> Goal
Gather every line that includes the word "repository", please.
:: Data lines
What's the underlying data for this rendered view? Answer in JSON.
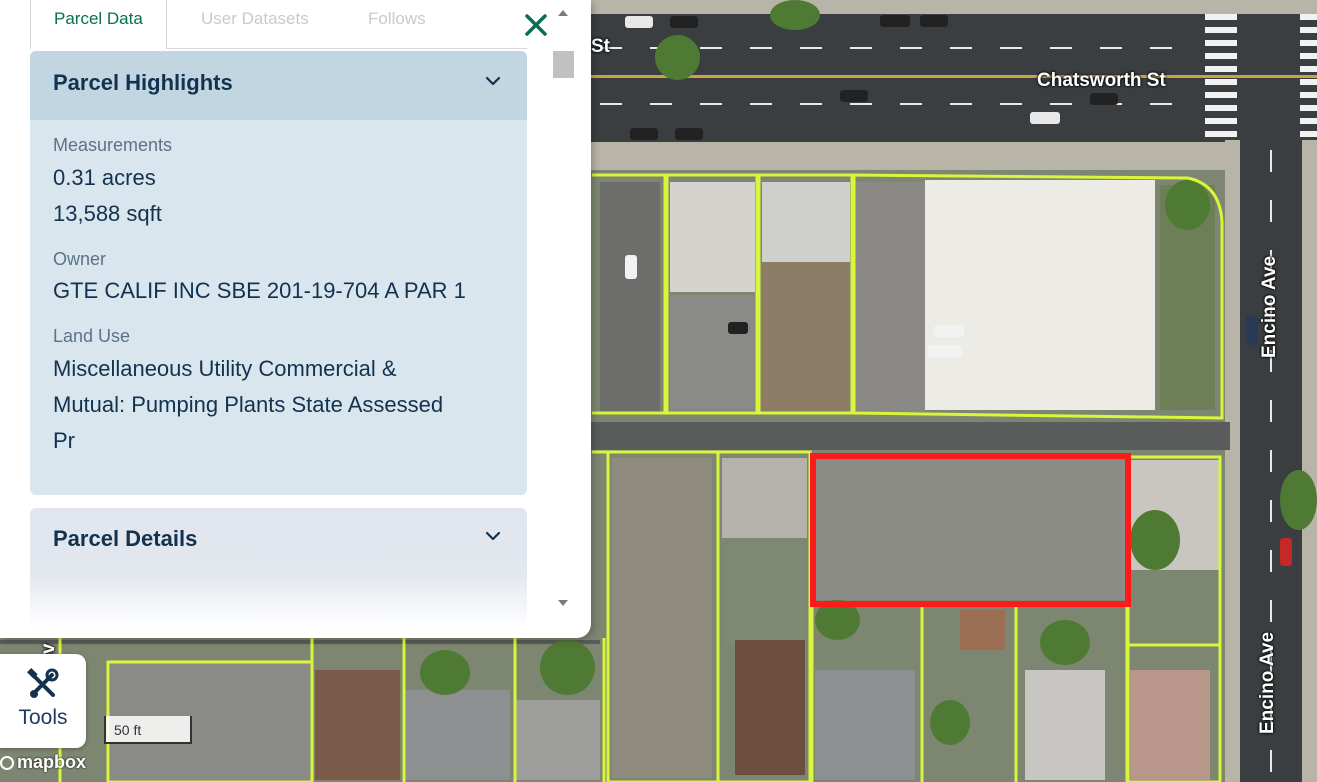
{
  "tabs": {
    "parcel_data": "Parcel Data",
    "user_datasets": "User Datasets",
    "follows": "Follows"
  },
  "highlights": {
    "title": "Parcel Highlights",
    "measurements_label": "Measurements",
    "acres": "0.31 acres",
    "sqft": "13,588 sqft",
    "owner_label": "Owner",
    "owner": "GTE CALIF INC SBE 201-19-704 A PAR 1",
    "land_use_label": "Land Use",
    "land_use_line1": "Miscellaneous Utility Commercial &",
    "land_use_line2": "Mutual: Pumping Plants State Assessed",
    "land_use_line3": "Pr"
  },
  "details": {
    "title": "Parcel Details"
  },
  "tools": {
    "label": "Tools"
  },
  "map": {
    "street_top": "Chatsworth St",
    "street_top_cut": "St",
    "street_right": "Encino Ave",
    "street_left_cut": "Av",
    "scale": "50 ft",
    "attribution": "mapbox"
  },
  "colors": {
    "accent": "#0a6e52",
    "parcel_outline": "#d9f53c",
    "selected_parcel": "#ff1a1a",
    "heading": "#13324f"
  },
  "icons": [
    "close-icon",
    "chevron-down-icon",
    "tools-icon",
    "scroll-up-icon",
    "scroll-down-icon",
    "mapbox-logo-icon"
  ]
}
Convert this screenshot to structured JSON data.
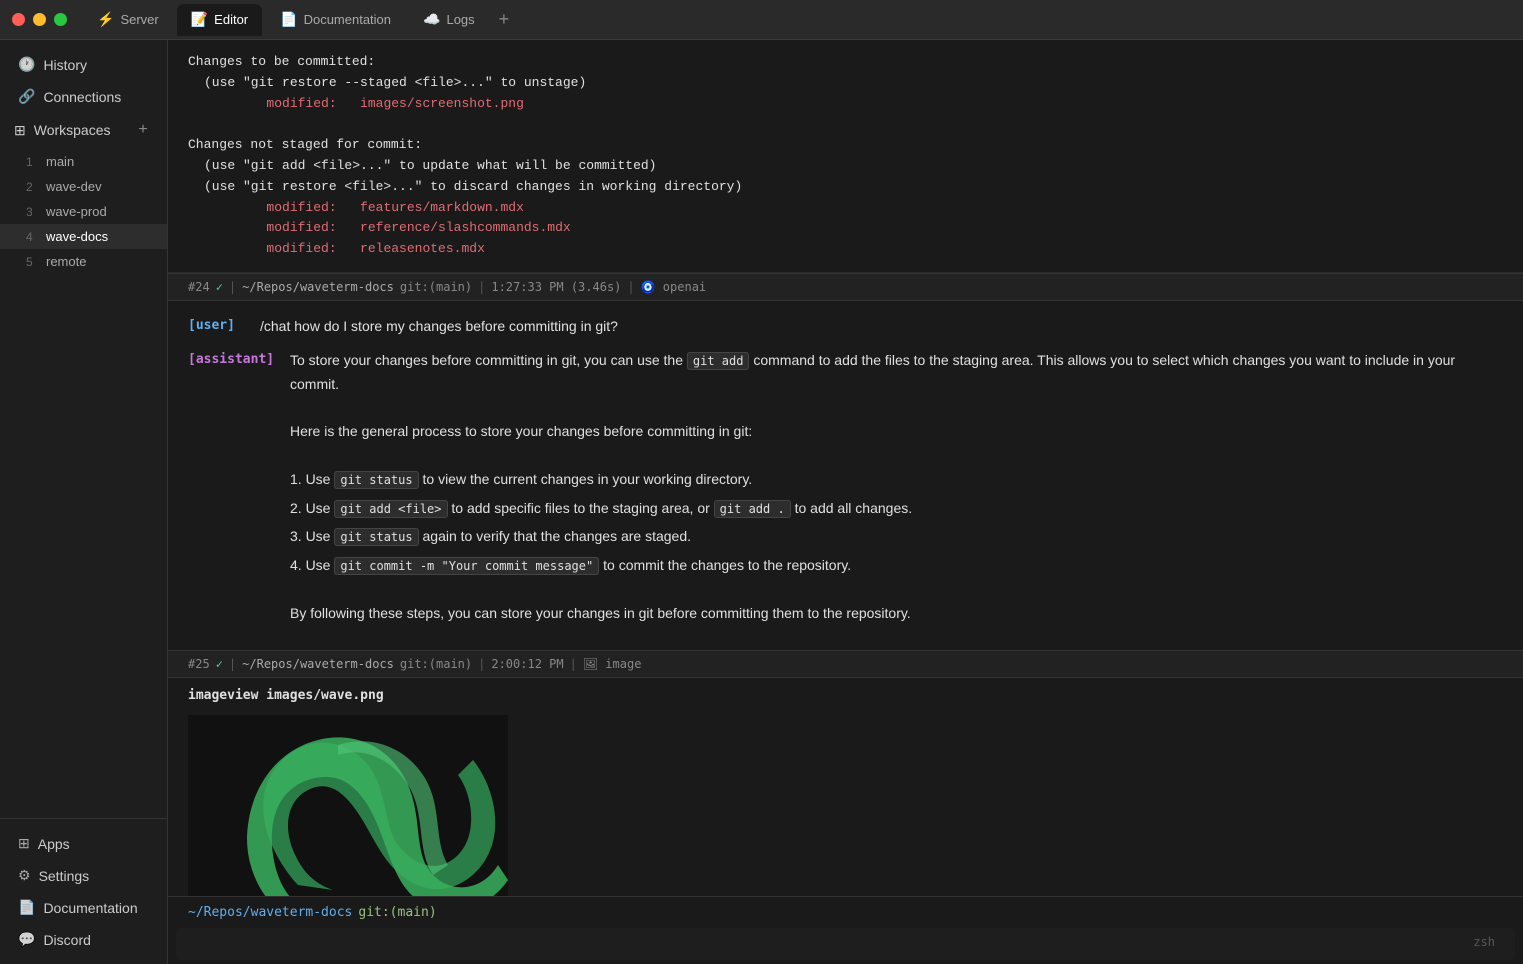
{
  "titlebar": {
    "tabs": [
      {
        "id": "server",
        "label": "Server",
        "icon": "⚡",
        "active": false
      },
      {
        "id": "editor",
        "label": "Editor",
        "icon": "📝",
        "active": true
      },
      {
        "id": "documentation",
        "label": "Documentation",
        "icon": "📄",
        "active": false
      },
      {
        "id": "logs",
        "label": "Logs",
        "icon": "☁️",
        "active": false
      }
    ],
    "add_tab": "+"
  },
  "sidebar": {
    "history_label": "History",
    "connections_label": "Connections",
    "workspaces_label": "Workspaces",
    "workspace_entries": [
      {
        "num": "1",
        "name": "main"
      },
      {
        "num": "2",
        "name": "wave-dev"
      },
      {
        "num": "3",
        "name": "wave-prod"
      },
      {
        "num": "4",
        "name": "wave-docs",
        "active": true
      },
      {
        "num": "5",
        "name": "remote"
      }
    ],
    "bottom_items": [
      {
        "id": "apps",
        "label": "Apps",
        "icon": "⊞"
      },
      {
        "id": "settings",
        "label": "Settings",
        "icon": "⚙"
      },
      {
        "id": "documentation",
        "label": "Documentation",
        "icon": "📄"
      },
      {
        "id": "discord",
        "label": "Discord",
        "icon": "💬"
      }
    ]
  },
  "terminal": {
    "block_24": {
      "prompt": "#24 ✓  |  ~/Repos/waveterm-docs  git:(main)  |  1:27:33 PM (3.46s)  |  🧿 openai",
      "git_output_lines": [
        "Changes to be committed:",
        "  (use \"git restore --staged <file>...\" to unstage)",
        "          modified:   images/screenshot.png",
        "",
        "Changes not staged for commit:",
        "  (use \"git add <file>...\" to update what will be committed)",
        "  (use \"git restore <file>...\" to discard changes in working directory)",
        "          modified:   features/markdown.mdx",
        "          modified:   reference/slashcommands.mdx",
        "          modified:   releasenotes.mdx"
      ],
      "red_files": [
        "images/screenshot.png",
        "features/markdown.mdx",
        "reference/slashcommands.mdx",
        "releasenotes.mdx"
      ],
      "chat_user": "[user]",
      "chat_user_cmd": "/chat how do I store my changes before committing in git?",
      "chat_assistant": "[assistant]",
      "chat_reply_1": "To store your changes before committing in git, you can use the",
      "inline_code_1": "git add",
      "chat_reply_2": "command to add the files to the staging area. This allows you to select which changes you want to include in your commit.",
      "chat_intro": "Here is the general process to store your changes before committing in git:",
      "chat_steps": [
        {
          "num": "1.",
          "text": "Use ",
          "code": "git status",
          "rest": " to view the current changes in your working directory."
        },
        {
          "num": "2.",
          "text": "Use ",
          "code": "git add <file>",
          "rest": " to add specific files to the staging area, or ",
          "code2": "git add .",
          "rest2": " to add all changes."
        },
        {
          "num": "3.",
          "text": "Use ",
          "code": "git status",
          "rest": " again to verify that the changes are staged."
        },
        {
          "num": "4.",
          "text": "Use ",
          "code": "git commit -m \"Your commit message\"",
          "rest": " to commit the changes to the repository."
        }
      ],
      "chat_footer": "By following these steps, you can store your changes in git before committing them to the repository."
    },
    "block_25": {
      "prompt": "#25 ✓  |  ~/Repos/waveterm-docs  git:(main)  |  2:00:12 PM  |  🖼 image",
      "command": "imageview images/wave.png"
    },
    "shell_prompt": "~/Repos/waveterm-docs  git:(main)",
    "shell_cwd": "~/Repos/waveterm-docs",
    "shell_branch": "git:(main)",
    "zsh_label": "zsh"
  },
  "colors": {
    "accent_blue": "#61afef",
    "accent_green": "#98c379",
    "accent_red": "#e06c75",
    "accent_purple": "#c678dd",
    "bg_dark": "#1a1a1a",
    "bg_medium": "#1e1e1e",
    "bg_sidebar": "#2a2a2a"
  }
}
::::
> Exercise solution
          "rest": " to commit the changes to the repository."
      "chat_footer": "By following these steps, you can store your changes in git before committing them to the repository."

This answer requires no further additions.